Find each line containing the word "this" and report how many there are. Add nothing else.

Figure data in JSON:
____
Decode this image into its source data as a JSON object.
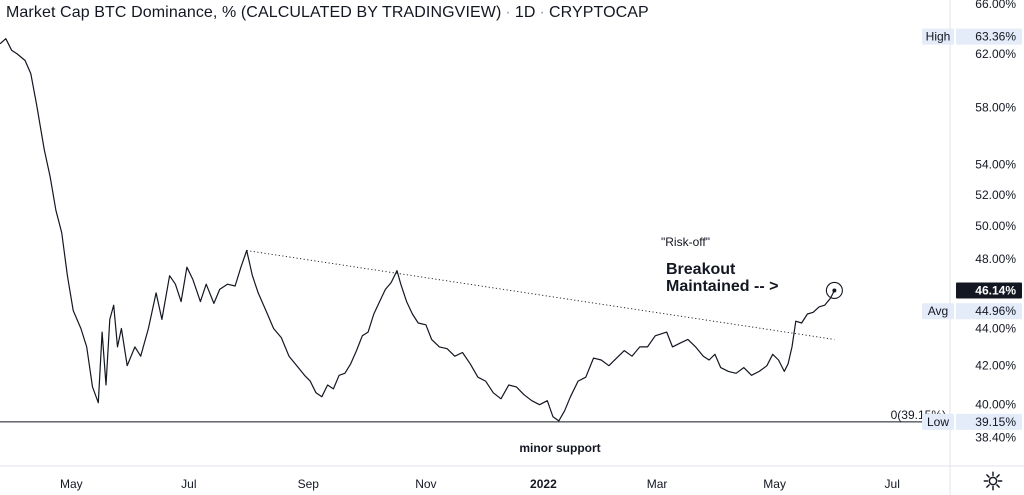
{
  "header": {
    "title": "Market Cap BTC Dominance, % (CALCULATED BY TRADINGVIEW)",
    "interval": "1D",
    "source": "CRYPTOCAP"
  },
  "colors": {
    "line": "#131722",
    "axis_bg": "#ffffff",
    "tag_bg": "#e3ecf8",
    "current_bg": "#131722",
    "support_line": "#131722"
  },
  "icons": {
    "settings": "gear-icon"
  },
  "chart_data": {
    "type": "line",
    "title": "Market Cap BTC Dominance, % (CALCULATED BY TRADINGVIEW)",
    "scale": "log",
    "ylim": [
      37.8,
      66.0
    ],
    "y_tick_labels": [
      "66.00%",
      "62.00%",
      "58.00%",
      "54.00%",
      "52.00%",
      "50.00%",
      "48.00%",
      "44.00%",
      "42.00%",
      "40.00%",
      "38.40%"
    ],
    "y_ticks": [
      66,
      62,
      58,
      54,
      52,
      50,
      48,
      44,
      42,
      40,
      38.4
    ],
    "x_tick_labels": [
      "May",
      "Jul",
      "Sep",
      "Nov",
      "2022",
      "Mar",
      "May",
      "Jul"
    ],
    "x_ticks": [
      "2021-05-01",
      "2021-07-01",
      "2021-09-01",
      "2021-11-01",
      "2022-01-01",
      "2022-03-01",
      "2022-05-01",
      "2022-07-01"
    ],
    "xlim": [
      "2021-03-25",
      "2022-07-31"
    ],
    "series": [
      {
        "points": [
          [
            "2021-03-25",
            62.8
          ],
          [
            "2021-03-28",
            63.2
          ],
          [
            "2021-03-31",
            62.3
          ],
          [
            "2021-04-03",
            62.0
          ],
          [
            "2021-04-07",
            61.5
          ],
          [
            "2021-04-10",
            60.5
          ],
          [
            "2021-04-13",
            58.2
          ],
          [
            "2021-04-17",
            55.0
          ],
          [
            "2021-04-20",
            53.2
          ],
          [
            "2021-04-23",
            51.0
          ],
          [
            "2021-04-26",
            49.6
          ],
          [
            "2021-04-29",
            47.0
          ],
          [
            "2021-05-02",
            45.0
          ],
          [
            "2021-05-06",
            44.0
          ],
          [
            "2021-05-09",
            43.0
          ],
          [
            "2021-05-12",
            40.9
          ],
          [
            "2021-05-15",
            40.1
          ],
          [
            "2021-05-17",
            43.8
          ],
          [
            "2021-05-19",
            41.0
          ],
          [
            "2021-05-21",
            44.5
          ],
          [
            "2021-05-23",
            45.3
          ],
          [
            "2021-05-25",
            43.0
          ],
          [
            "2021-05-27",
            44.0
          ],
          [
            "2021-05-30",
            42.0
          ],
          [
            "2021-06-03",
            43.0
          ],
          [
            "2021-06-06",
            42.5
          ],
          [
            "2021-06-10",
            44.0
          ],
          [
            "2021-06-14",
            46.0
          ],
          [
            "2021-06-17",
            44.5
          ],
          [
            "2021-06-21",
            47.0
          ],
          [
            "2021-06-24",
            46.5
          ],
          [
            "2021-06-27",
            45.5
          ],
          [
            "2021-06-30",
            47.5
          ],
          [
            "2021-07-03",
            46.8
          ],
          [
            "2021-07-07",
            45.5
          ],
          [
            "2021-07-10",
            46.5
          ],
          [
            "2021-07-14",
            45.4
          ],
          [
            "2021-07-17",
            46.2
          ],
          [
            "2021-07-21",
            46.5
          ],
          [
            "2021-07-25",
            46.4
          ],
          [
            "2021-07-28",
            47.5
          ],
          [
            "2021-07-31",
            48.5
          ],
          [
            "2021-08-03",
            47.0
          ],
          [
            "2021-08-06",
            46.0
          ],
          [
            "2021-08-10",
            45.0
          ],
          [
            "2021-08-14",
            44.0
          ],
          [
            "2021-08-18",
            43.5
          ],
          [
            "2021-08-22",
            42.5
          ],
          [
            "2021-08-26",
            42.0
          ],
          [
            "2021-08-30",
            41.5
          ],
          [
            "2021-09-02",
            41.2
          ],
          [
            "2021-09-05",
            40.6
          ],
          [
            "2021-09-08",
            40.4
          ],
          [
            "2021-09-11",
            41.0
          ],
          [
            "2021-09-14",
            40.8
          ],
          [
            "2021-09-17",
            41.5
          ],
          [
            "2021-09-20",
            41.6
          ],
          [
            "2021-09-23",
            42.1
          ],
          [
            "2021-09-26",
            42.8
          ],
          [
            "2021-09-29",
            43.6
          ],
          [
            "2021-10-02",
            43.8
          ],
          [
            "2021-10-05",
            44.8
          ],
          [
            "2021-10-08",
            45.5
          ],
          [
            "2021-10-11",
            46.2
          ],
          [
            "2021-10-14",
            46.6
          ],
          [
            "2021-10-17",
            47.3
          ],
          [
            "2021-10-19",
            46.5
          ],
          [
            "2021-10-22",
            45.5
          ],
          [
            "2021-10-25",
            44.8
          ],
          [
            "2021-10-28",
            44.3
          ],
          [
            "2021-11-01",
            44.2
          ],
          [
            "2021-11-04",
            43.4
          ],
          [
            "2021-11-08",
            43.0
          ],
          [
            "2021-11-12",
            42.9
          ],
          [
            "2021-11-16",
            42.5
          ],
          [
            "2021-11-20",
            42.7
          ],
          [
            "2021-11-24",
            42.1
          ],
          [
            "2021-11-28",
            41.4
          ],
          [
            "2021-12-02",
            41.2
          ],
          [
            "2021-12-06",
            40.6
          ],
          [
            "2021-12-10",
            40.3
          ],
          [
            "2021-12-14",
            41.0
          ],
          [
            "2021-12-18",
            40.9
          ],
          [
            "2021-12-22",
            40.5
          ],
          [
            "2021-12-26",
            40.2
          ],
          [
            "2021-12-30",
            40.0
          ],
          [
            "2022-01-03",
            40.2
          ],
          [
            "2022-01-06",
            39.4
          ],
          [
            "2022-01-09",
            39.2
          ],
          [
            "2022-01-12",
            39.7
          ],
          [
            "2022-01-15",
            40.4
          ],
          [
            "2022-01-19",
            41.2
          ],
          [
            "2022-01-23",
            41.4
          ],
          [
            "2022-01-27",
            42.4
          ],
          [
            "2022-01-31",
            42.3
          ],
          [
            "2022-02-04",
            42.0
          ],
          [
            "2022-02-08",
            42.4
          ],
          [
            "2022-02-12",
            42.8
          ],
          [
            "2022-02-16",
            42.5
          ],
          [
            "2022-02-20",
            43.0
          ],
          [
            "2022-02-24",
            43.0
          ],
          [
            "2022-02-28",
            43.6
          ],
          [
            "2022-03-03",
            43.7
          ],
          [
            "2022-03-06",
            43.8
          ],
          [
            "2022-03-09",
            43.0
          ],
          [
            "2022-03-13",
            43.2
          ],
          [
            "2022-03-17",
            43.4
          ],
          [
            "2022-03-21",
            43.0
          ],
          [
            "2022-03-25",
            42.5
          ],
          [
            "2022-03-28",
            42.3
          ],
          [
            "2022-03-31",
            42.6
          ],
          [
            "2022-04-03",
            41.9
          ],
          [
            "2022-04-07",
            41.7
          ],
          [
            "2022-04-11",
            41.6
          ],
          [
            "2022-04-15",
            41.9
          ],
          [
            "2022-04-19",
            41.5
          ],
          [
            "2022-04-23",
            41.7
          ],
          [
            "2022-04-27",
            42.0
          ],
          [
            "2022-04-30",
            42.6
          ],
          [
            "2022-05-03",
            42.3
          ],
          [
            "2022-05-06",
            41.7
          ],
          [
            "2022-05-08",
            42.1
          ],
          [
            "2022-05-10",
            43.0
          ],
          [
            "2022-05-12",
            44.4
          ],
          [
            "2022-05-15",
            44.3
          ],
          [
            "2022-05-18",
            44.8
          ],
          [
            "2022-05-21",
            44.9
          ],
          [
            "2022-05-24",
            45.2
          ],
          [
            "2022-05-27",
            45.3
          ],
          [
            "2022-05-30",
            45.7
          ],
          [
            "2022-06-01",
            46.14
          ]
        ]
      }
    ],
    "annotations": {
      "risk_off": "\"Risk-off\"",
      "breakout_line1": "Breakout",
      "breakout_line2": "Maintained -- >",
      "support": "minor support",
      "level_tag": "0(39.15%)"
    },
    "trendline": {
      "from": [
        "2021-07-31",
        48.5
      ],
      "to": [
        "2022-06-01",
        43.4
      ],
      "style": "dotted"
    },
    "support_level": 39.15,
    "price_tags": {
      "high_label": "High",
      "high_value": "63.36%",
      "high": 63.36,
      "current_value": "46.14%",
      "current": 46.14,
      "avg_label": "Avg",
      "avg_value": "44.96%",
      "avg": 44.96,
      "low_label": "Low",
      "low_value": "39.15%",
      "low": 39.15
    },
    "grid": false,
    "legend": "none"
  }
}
____
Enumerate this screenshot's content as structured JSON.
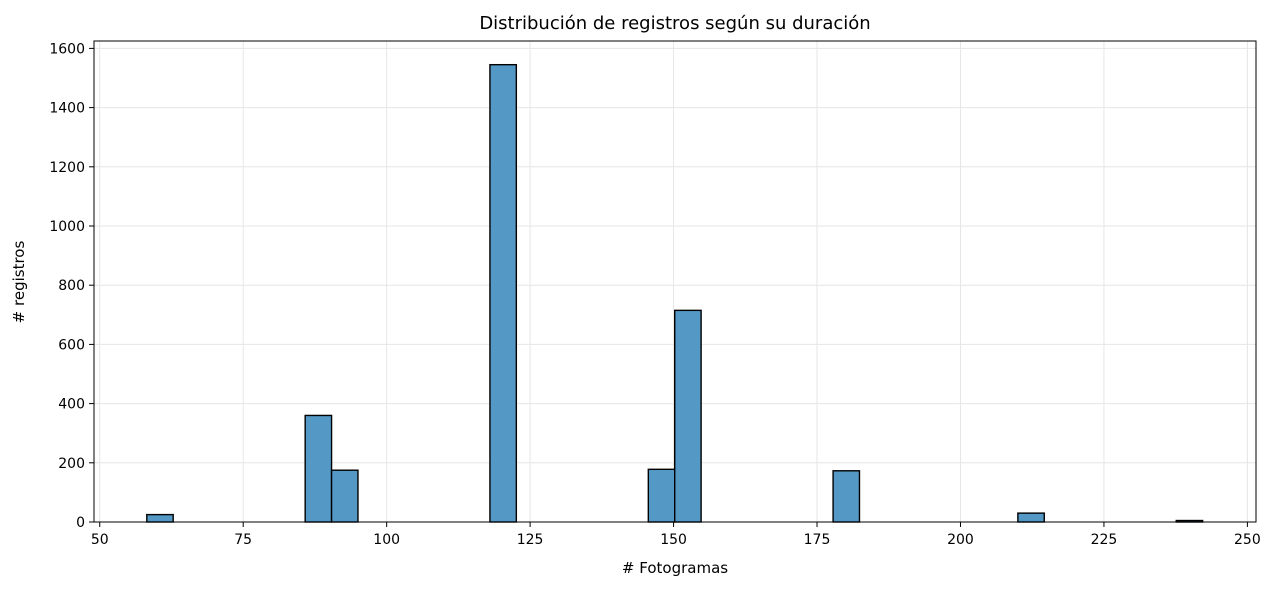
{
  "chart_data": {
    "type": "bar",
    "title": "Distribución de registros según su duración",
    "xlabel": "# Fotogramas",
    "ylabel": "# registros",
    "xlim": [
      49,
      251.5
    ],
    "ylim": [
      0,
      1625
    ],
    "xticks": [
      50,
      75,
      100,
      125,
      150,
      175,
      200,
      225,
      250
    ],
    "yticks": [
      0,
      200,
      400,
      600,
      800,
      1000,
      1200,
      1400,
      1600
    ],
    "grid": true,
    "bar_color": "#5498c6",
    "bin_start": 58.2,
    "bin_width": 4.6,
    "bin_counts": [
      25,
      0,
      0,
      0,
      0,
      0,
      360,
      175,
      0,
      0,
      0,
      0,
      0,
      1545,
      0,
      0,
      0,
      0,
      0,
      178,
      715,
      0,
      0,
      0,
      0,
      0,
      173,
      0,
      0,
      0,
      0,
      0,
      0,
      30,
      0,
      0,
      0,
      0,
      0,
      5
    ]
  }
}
____
Result below
2